[Recorded data]
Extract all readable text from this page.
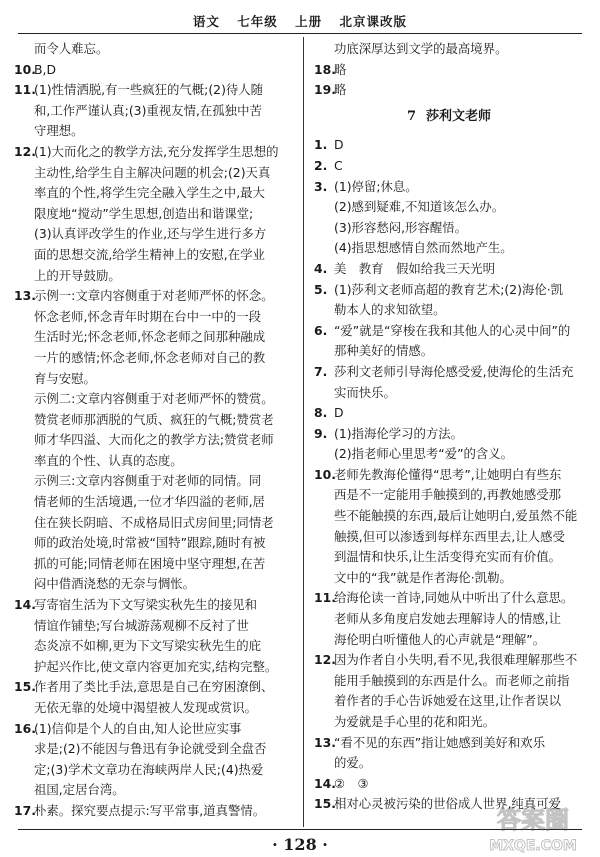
语文 七年级 上册 北京课改版
而令人难忘。
10.
B,D
11.
(1)性情洒脱,有一些疯狂的气概;(2)待人随
和,工作严谨认真;(3)重视友情,在孤独中苦
守理想。
12.
(1)大而化之的教学方法,充分发挥学生思想的
主动性,给学生自主解决问题的机会;(2)天真
率直的个性,将学生完全融入学生之中,最大
限度地“搅动”学生思想,创造出和谐课堂;
(3)认真评改学生的作业,还与学生进行多方
面的思想交流,给学生精神上的安慰,在学业
上的开导鼓励。
13.
示例一:文章内容侧重于对老师严怀的怀念。
怀念老师,怀念青年时期在台中一中的一段
生活时光;怀念老师,怀念老师之间那种融成
一片的感情;怀念老师,怀念老师对自己的教
育与安慰。
示例二:文章内容侧重于对老师严怀的赞赏。
赞赏老师那洒脱的气质、疯狂的气概;赞赏老
师才华四溢、大而化之的教学方法;赞赏老师
率直的个性、认真的态度。
示例三:文章内容侧重于对老师的同情。同
情老师的生活境遇,一位才华四溢的老师,居
住在狭长阴暗、不成格局旧式房间里;同情老
师的政治处境,时常被“国特”跟踪,随时有被
抓的可能;同情老师在困境中坚守理想,在苦
闷中借酒浇愁的无奈与惆怅。
14.
写寄宿生活为下文写梁实秋先生的接见和
情谊作铺垫;写台城游荡观柳不反衬了世
态炎凉不如柳,更为下文写梁实秋先生的庇
护起兴作比,使文章内容更加充实,结构完整。
15.
作者用了类比手法,意思是自己在穷困潦倒、
无依无靠的处境中渴望被人发现或赏识。
16.
(1)信仰是个人的自由,知人论世应实事
求是;(2)不能因与鲁迅有争论就受到全盘否
定;(3)学术文章功在海峡两岸人民;(4)热爱
祖国,定居台湾。
17.
朴素。探究要点提示:写平常事,道真警情。
功底深厚达到文学的最高境界。
18.
略
19.
略
7 莎利文老师
1. D
2. C
3. (1)停留;休息。
(2)感到疑难,不知道该怎么办。
(3)形容愁闷,形容醒悟。
(4)指思想感情自然而然地产生。
4. 美　教育　假如给我三天光明
5. (1)莎利文老师高超的教育艺术;(2)海伦·凯
勒本人的求知欲望。
6. “爱”就是“穿梭在我和其他人的心灵中间”的
那种美好的情感。
7. 莎利文老师引导海伦感受爱,使海伦的生活充
实而快乐。
8. D
9. (1)指海伦学习的方法。
(2)指老师心里思考“爱”的含义。
10.
老师先教海伦懂得“思考”,让她明白有些东
西是不一定能用手触摸到的,再教她感受那
些不能触摸的东西,最后让她明白,爱虽然不能
触摸,但可以渗透到每样东西里去,让人感受
到温情和快乐,让生活变得充实而有价值。
文中的“我”就是作者海伦·凯勒。
11.
给海伦读一首诗,同她从中听出了什么意思。
老师从多角度启发她去理解诗人的情感,让
海伦明白听懂他人的心声就是“理解”。
12.
因为作者自小失明,看不见,我很难理解那些不
能用手触摸到的东西是什么。而老师之前指
着作者的手心告诉她爱在这里,让作者误以
为爱就是手心里的花和阳光。
13.
“看不见的东西”指让她感到美好和欢乐
的爱。
14.
②　③
15.
相对心灵被污染的世俗成人世界,纯真可爱
· 128 ·
答案圈
MXQE.COM
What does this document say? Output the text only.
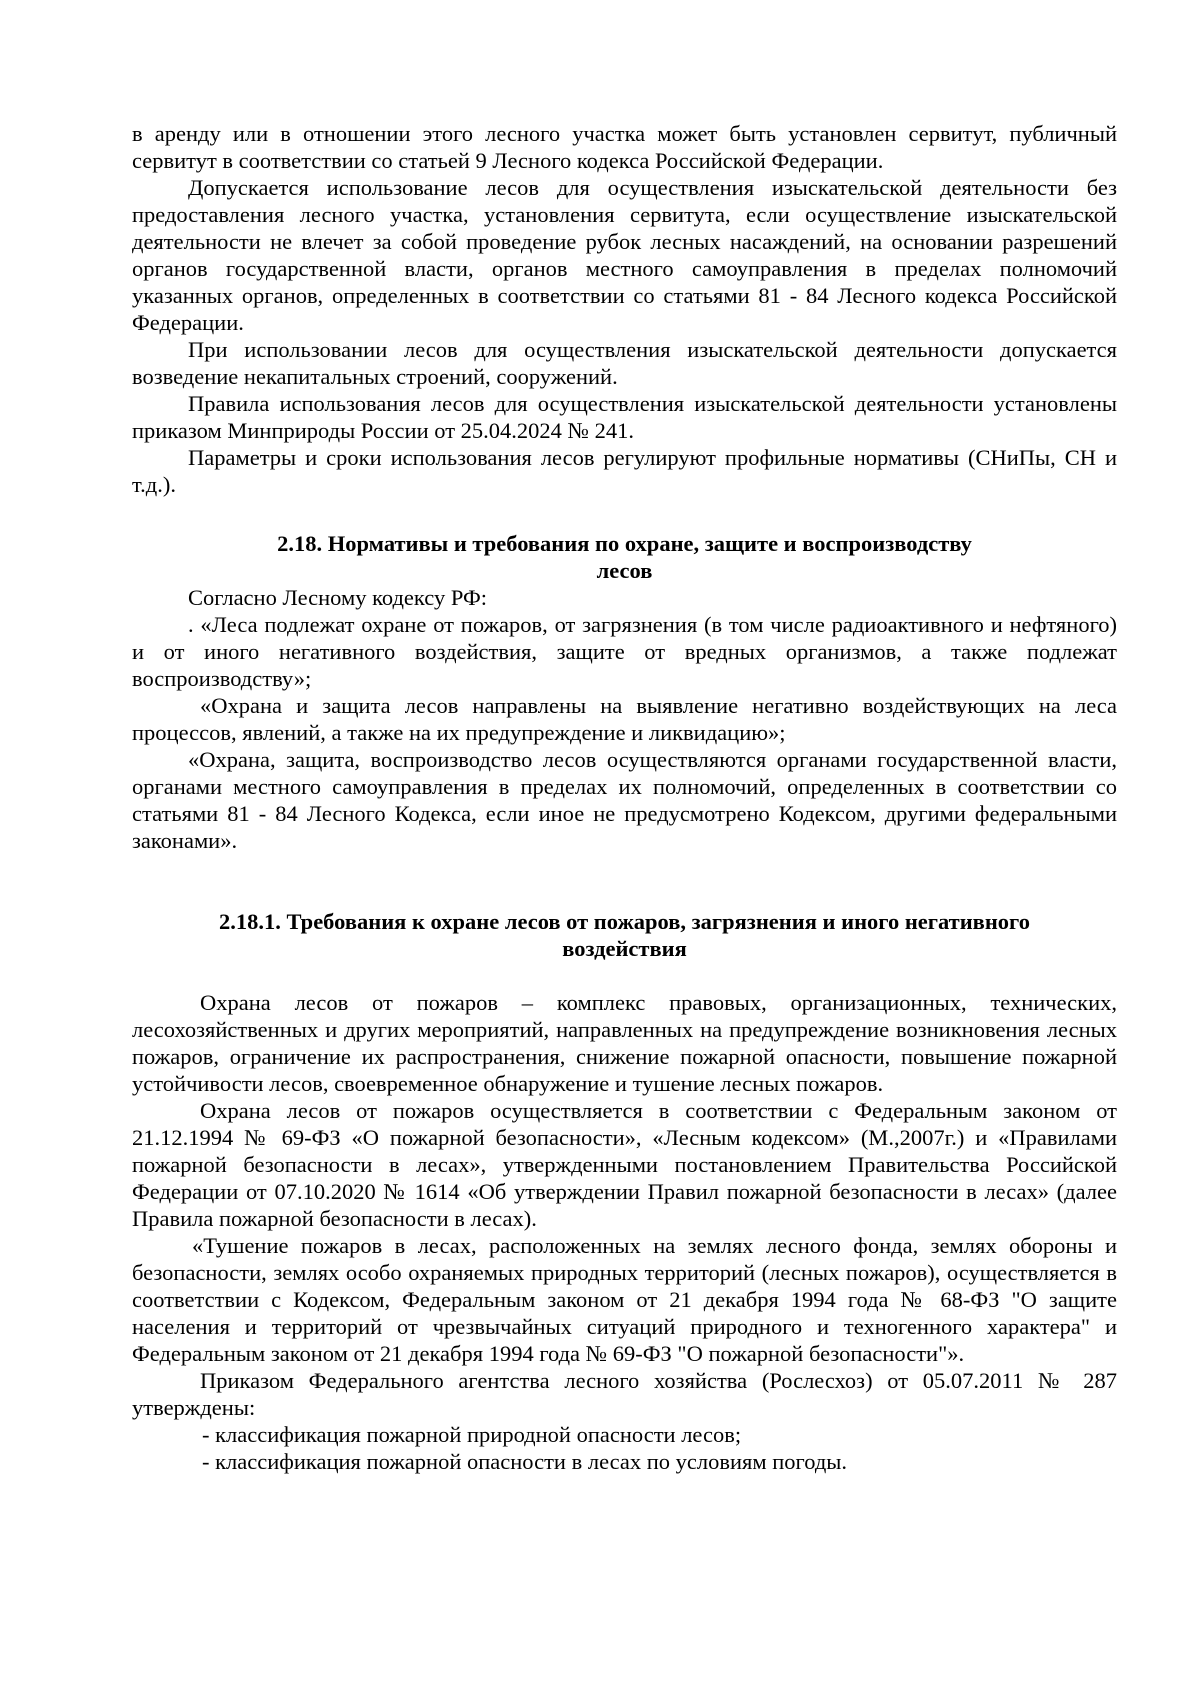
в аренду или в отношении этого лесного участка может быть установлен сервитут, публичный сервитут в соответствии со статьей 9 Лесного кодекса Российской Федерации.

Допускается использование лесов для осуществления изыскательской деятельности без предоставления лесного участка, установления сервитута, если осуществление изыскательской деятельности не влечет за собой проведение рубок лесных насаждений, на основании разрешений органов государственной власти, органов местного самоуправления в пределах полномочий указанных органов, определенных в соответствии со статьями 81 - 84 Лесного кодекса Российской Федерации.

При использовании лесов для осуществления изыскательской деятельности допускается возведение некапитальных строений, сооружений.

Правила использования лесов для осуществления изыскательской деятельности установлены приказом Минприроды России от 25.04.2024 № 241.

Параметры и сроки использования лесов регулируют профильные нормативы (СНиПы, СН и т.д.).

2.18. Нормативы и требования по охране, защите и воспроизводству
лесов

Согласно Лесному кодексу РФ:

. «Леса подлежат охране от пожаров, от загрязнения (в том числе радиоактивного и нефтяного) и от иного негативного воздействия, защите от вредных организмов, а также подлежат воспроизводству»;

«Охрана и защита лесов направлены на выявление негативно воздействующих на леса процессов, явлений, а также на их предупреждение и ликвидацию»;

«Охрана, защита, воспроизводство лесов осуществляются органами государственной власти, органами местного самоуправления в пределах их полномочий, определенных в соответствии со статьями 81 - 84 Лесного Кодекса, если иное не предусмотрено Кодексом, другими федеральными законами».

2.18.1. Требования к охране лесов от пожаров, загрязнения и иного негативного
воздействия

Охрана лесов от пожаров – комплекс правовых, организационных, технических, лесохозяйственных и других мероприятий, направленных на предупреждение возникновения лесных пожаров, ограничение их распространения, снижение пожарной опасности, повышение пожарной устойчивости лесов, своевременное обнаружение и тушение лесных пожаров.

Охрана лесов от пожаров осуществляется в соответствии с Федеральным законом от 21.12.1994 № 69-ФЗ «О пожарной безопасности», «Лесным кодексом» (М.,2007г.) и «Правилами пожарной безопасности в лесах», утвержденными постановлением Правительства Российской Федерации от 07.10.2020 № 1614 «Об утверждении Правил пожарной безопасности в лесах» (далее Правила пожарной безопасности в лесах).

«Тушение пожаров в лесах, расположенных на землях лесного фонда, землях обороны и безопасности, землях особо охраняемых природных территорий (лесных пожаров), осуществляется в соответствии с Кодексом, Федеральным законом от 21 декабря 1994 года № 68-ФЗ "О защите населения и территорий от чрезвычайных ситуаций природного и техногенного характера" и Федеральным законом от 21 декабря 1994 года № 69-ФЗ "О пожарной безопасности"».

Приказом Федерального агентства лесного хозяйства (Рослесхоз) от 05.07.2011 № 287 утверждены:

- классификация пожарной природной опасности лесов;

- классификация пожарной опасности в лесах по условиям погоды.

_INSTRUCTIONS FOR THE TASK:_
Every record gets retyped exactly; no picture goes into the copy.

_WRITTEN RESPONSE:_
Extract all readable text from this page.
语文 七年级 上册 北京课改版
而令人难忘。
10.
B,D
11.
(1)性情洒脱,有一些疯狂的气概;(2)待人随
和,工作严谨认真;(3)重视友情,在孤独中苦
守理想。
12.
(1)大而化之的教学方法,充分发挥学生思想的
主动性,给学生自主解决问题的机会;(2)天真
率直的个性,将学生完全融入学生之中,最大
限度地“搅动”学生思想,创造出和谐课堂;
(3)认真评改学生的作业,还与学生进行多方
面的思想交流,给学生精神上的安慰,在学业
上的开导鼓励。
13.
示例一:文章内容侧重于对老师严怀的怀念。
怀念老师,怀念青年时期在台中一中的一段
生活时光;怀念老师,怀念老师之间那种融成
一片的感情;怀念老师,怀念老师对自己的教
育与安慰。
示例二:文章内容侧重于对老师严怀的赞赏。
赞赏老师那洒脱的气质、疯狂的气概;赞赏老
师才华四溢、大而化之的教学方法;赞赏老师
率直的个性、认真的态度。
示例三:文章内容侧重于对老师的同情。同
情老师的生活境遇,一位才华四溢的老师,居
住在狭长阴暗、不成格局旧式房间里;同情老
师的政治处境,时常被“国特”跟踪,随时有被
抓的可能;同情老师在困境中坚守理想,在苦
闷中借酒浇愁的无奈与惆怅。
14.
写寄宿生活为下文写梁实秋先生的接见和
情谊作铺垫;写台城游荡观柳不反衬了世
态炎凉不如柳,更为下文写梁实秋先生的庇
护起兴作比,使文章内容更加充实,结构完整。
15.
作者用了类比手法,意思是自己在穷困潦倒、
无依无靠的处境中渴望被人发现或赏识。
16.
(1)信仰是个人的自由,知人论世应实事
求是;(2)不能因与鲁迅有争论就受到全盘否
定;(3)学术文章功在海峡两岸人民;(4)热爱
祖国,定居台湾。
17.
朴素。探究要点提示:写平常事,道真警情。
功底深厚达到文学的最高境界。
18.
略
19.
略
7 莎利文老师
1. D
2. C
3. (1)停留;休息。
(2)感到疑难,不知道该怎么办。
(3)形容愁闷,形容醒悟。
(4)指思想感情自然而然地产生。
4. 美　教育　假如给我三天光明
5. (1)莎利文老师高超的教育艺术;(2)海伦·凯
勒本人的求知欲望。
6. “爱”就是“穿梭在我和其他人的心灵中间”的
那种美好的情感。
7. 莎利文老师引导海伦感受爱,使海伦的生活充
实而快乐。
8. D
9. (1)指海伦学习的方法。
(2)指老师心里思考“爱”的含义。
10.
老师先教海伦懂得“思考”,让她明白有些东
西是不一定能用手触摸到的,再教她感受那
些不能触摸的东西,最后让她明白,爱虽然不能
触摸,但可以渗透到每样东西里去,让人感受
到温情和快乐,让生活变得充实而有价值。
文中的“我”就是作者海伦·凯勒。
11.
给海伦读一首诗,同她从中听出了什么意思。
老师从多角度启发她去理解诗人的情感,让
海伦明白听懂他人的心声就是“理解”。
12.
因为作者自小失明,看不见,我很难理解那些不
能用手触摸到的东西是什么。而老师之前指
着作者的手心告诉她爱在这里,让作者误以
为爱就是手心里的花和阳光。
13.
“看不见的东西”指让她感到美好和欢乐
的爱。
14.
②　③
15.
相对心灵被污染的世俗成人世界,纯真可爱
· 128 ·
答案圈
MXQE.COM
What does this document say? Output the text only.
в аренду или в отношении этого лесного участка может быть установлен сервитут, публичный сервитут в соответствии со статьей 9 Лесного кодекса Российской Федерации.

Допускается использование лесов для осуществления изыскательской деятельности без предоставления лесного участка, установления сервитута, если осуществление изыскательской деятельности не влечет за собой проведение рубок лесных насаждений, на основании разрешений органов государственной власти, органов местного самоуправления в пределах полномочий указанных органов, определенных в соответствии со статьями 81 - 84 Лесного кодекса Российской Федерации.

При использовании лесов для осуществления изыскательской деятельности допускается возведение некапитальных строений, сооружений.

Правила использования лесов для осуществления изыскательской деятельности установлены приказом Минприроды России от 25.04.2024 № 241.

Параметры и сроки использования лесов регулируют профильные нормативы (СНиПы, СН и т.д.).

2.18. Нормативы и требования по охране, защите и воспроизводству
лесов

Согласно Лесному кодексу РФ:

. «Леса подлежат охране от пожаров, от загрязнения (в том числе радиоактивного и нефтяного) и от иного негативного воздействия, защите от вредных организмов, а также подлежат воспроизводству»;

«Охрана и защита лесов направлены на выявление негативно воздействующих на леса процессов, явлений, а также на их предупреждение и ликвидацию»;

«Охрана, защита, воспроизводство лесов осуществляются органами государственной власти, органами местного самоуправления в пределах их полномочий, определенных в соответствии со статьями 81 - 84 Лесного Кодекса, если иное не предусмотрено Кодексом, другими федеральными законами».

2.18.1. Требования к охране лесов от пожаров, загрязнения и иного негативного
воздействия

Охрана лесов от пожаров – комплекс правовых, организационных, технических, лесохозяйственных и других мероприятий, направленных на предупреждение возникновения лесных пожаров, ограничение их распространения, снижение пожарной опасности, повышение пожарной устойчивости лесов, своевременное обнаружение и тушение лесных пожаров.

Охрана лесов от пожаров осуществляется в соответствии с Федеральным законом от 21.12.1994 № 69-ФЗ «О пожарной безопасности», «Лесным кодексом» (М.,2007г.) и «Правилами пожарной безопасности в лесах», утвержденными постановлением Правительства Российской Федерации от 07.10.2020 № 1614 «Об утверждении Правил пожарной безопасности в лесах» (далее Правила пожарной безопасности в лесах).

«Тушение пожаров в лесах, расположенных на землях лесного фонда, землях обороны и безопасности, землях особо охраняемых природных территорий (лесных пожаров), осуществляется в соответствии с Кодексом, Федеральным законом от 21 декабря 1994 года № 68-ФЗ "О защите населения и территорий от чрезвычайных ситуаций природного и техногенного характера" и Федеральным законом от 21 декабря 1994 года № 69-ФЗ "О пожарной безопасности"».

Приказом Федерального агентства лесного хозяйства (Рослесхоз) от 05.07.2011 № 287 утверждены:

- классификация пожарной природной опасности лесов;

- классификация пожарной опасности в лесах по условиям погоды.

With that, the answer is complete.